Problem requirements:
Each of the entries should be retyped precisely as it appears.

>> START Provided data

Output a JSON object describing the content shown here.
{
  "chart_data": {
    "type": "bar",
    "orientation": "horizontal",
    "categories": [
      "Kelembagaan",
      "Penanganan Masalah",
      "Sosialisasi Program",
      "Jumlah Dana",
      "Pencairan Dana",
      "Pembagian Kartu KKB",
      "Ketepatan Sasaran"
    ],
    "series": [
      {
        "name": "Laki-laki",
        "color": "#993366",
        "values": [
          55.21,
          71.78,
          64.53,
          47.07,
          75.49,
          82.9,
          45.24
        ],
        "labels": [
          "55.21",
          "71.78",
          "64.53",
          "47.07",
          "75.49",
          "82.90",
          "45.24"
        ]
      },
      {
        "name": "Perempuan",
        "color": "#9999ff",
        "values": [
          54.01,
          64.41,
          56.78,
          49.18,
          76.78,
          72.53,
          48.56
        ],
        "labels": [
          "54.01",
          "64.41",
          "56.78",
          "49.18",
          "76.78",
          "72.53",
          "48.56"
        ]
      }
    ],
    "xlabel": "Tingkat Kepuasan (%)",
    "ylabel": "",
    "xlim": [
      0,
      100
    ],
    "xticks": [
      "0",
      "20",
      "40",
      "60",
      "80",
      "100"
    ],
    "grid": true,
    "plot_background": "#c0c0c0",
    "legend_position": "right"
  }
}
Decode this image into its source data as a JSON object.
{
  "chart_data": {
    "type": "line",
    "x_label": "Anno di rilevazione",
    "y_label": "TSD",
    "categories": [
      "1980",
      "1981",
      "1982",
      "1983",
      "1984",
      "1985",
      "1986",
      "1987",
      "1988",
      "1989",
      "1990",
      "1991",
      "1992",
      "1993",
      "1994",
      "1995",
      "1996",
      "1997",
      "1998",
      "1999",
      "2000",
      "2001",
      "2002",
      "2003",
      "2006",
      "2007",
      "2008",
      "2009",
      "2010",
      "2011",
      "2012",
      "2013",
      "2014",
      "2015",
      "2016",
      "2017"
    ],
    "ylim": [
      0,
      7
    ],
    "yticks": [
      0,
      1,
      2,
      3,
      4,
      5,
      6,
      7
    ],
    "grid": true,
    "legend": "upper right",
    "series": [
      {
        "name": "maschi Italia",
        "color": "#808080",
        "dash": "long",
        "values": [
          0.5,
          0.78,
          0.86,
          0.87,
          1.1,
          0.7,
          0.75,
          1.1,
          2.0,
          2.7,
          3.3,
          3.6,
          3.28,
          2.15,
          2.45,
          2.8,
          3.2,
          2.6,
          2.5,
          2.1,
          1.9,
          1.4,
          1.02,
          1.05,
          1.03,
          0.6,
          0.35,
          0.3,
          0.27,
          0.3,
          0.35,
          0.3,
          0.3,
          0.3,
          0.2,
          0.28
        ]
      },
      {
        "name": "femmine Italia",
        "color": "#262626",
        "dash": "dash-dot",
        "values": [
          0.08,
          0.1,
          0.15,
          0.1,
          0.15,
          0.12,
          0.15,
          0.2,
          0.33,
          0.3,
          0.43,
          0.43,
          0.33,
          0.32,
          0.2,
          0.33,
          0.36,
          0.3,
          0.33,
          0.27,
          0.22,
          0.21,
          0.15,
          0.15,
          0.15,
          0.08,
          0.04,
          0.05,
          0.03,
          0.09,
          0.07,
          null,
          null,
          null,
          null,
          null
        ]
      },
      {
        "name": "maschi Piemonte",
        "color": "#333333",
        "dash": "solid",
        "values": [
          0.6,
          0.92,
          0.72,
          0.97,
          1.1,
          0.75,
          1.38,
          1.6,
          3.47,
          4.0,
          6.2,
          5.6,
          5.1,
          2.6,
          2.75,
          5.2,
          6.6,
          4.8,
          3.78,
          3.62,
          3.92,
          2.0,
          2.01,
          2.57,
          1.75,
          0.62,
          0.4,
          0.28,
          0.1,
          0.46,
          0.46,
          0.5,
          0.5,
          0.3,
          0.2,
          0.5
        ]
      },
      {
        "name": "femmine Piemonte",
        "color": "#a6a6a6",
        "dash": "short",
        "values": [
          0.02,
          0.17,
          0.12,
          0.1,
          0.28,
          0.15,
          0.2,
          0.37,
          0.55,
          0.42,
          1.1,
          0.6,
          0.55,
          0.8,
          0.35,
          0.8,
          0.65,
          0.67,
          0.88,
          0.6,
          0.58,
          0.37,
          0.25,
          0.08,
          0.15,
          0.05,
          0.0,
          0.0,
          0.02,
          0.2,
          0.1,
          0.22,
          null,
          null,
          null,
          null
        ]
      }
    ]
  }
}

>> END Provided data

Correct result:
Output a JSON object describing the content shown here.
{
  "chart_data": {
    "type": "bar",
    "orientation": "horizontal",
    "categories": [
      "Kelembagaan",
      "Penanganan Masalah",
      "Sosialisasi Program",
      "Jumlah Dana",
      "Pencairan Dana",
      "Pembagian Kartu KKB",
      "Ketepatan Sasaran"
    ],
    "series": [
      {
        "name": "Laki-laki",
        "color": "#993366",
        "values": [
          55.21,
          71.78,
          64.53,
          47.07,
          75.49,
          82.9,
          45.24
        ],
        "labels": [
          "55.21",
          "71.78",
          "64.53",
          "47.07",
          "75.49",
          "82.90",
          "45.24"
        ]
      },
      {
        "name": "Perempuan",
        "color": "#9999ff",
        "values": [
          54.01,
          64.41,
          56.78,
          49.18,
          76.78,
          72.53,
          48.56
        ],
        "labels": [
          "54.01",
          "64.41",
          "56.78",
          "49.18",
          "76.78",
          "72.53",
          "48.56"
        ]
      }
    ],
    "xlabel": "Tingkat Kepuasan (%)",
    "ylabel": "",
    "xlim": [
      0,
      100
    ],
    "xticks": [
      "0",
      "20",
      "40",
      "60",
      "80",
      "100"
    ],
    "grid": true,
    "plot_background": "#c0c0c0",
    "legend_position": "right"
  }
}
Decode this image into its source data as a JSON object.
{
  "chart_data": {
    "type": "line",
    "x_label": "Anno di rilevazione",
    "y_label": "TSD",
    "categories": [
      "1980",
      "1981",
      "1982",
      "1983",
      "1984",
      "1985",
      "1986",
      "1987",
      "1988",
      "1989",
      "1990",
      "1991",
      "1992",
      "1993",
      "1994",
      "1995",
      "1996",
      "1997",
      "1998",
      "1999",
      "2000",
      "2001",
      "2002",
      "2003",
      "2006",
      "2007",
      "2008",
      "2009",
      "2010",
      "2011",
      "2012",
      "2013",
      "2014",
      "2015",
      "2016",
      "2017"
    ],
    "ylim": [
      0,
      7
    ],
    "yticks": [
      0,
      1,
      2,
      3,
      4,
      5,
      6,
      7
    ],
    "grid": true,
    "legend": "upper right",
    "series": [
      {
        "name": "maschi Italia",
        "color": "#808080",
        "dash": "long",
        "values": [
          0.5,
          0.78,
          0.86,
          0.87,
          1.1,
          0.7,
          0.75,
          1.1,
          2.0,
          2.7,
          3.3,
          3.6,
          3.28,
          2.15,
          2.45,
          2.8,
          3.2,
          2.6,
          2.5,
          2.1,
          1.9,
          1.4,
          1.02,
          1.05,
          1.03,
          0.6,
          0.35,
          0.3,
          0.27,
          0.3,
          0.35,
          0.3,
          0.3,
          0.3,
          0.2,
          0.28
        ]
      },
      {
        "name": "femmine Italia",
        "color": "#262626",
        "dash": "dash-dot",
        "values": [
          0.08,
          0.1,
          0.15,
          0.1,
          0.15,
          0.12,
          0.15,
          0.2,
          0.33,
          0.3,
          0.43,
          0.43,
          0.33,
          0.32,
          0.2,
          0.33,
          0.36,
          0.3,
          0.33,
          0.27,
          0.22,
          0.21,
          0.15,
          0.15,
          0.15,
          0.08,
          0.04,
          0.05,
          0.03,
          0.09,
          0.07,
          null,
          null,
          null,
          null,
          null
        ]
      },
      {
        "name": "maschi Piemonte",
        "color": "#333333",
        "dash": "solid",
        "values": [
          0.6,
          0.92,
          0.72,
          0.97,
          1.1,
          0.75,
          1.38,
          1.6,
          3.47,
          4.0,
          6.2,
          5.6,
          5.1,
          2.6,
          2.75,
          5.2,
          6.6,
          4.8,
          3.78,
          3.62,
          3.92,
          2.0,
          2.01,
          2.57,
          1.75,
          0.62,
          0.4,
          0.28,
          0.1,
          0.46,
          0.46,
          0.5,
          0.5,
          0.3,
          0.2,
          0.5
        ]
      },
      {
        "name": "femmine Piemonte",
        "color": "#a6a6a6",
        "dash": "short",
        "values": [
          0.02,
          0.17,
          0.12,
          0.1,
          0.28,
          0.15,
          0.2,
          0.37,
          0.55,
          0.42,
          1.1,
          0.6,
          0.55,
          0.8,
          0.35,
          0.8,
          0.65,
          0.67,
          0.88,
          0.6,
          0.58,
          0.37,
          0.25,
          0.08,
          0.15,
          0.05,
          0.0,
          0.0,
          0.02,
          0.2,
          0.1,
          0.22,
          null,
          null,
          null,
          null
        ]
      }
    ]
  }
}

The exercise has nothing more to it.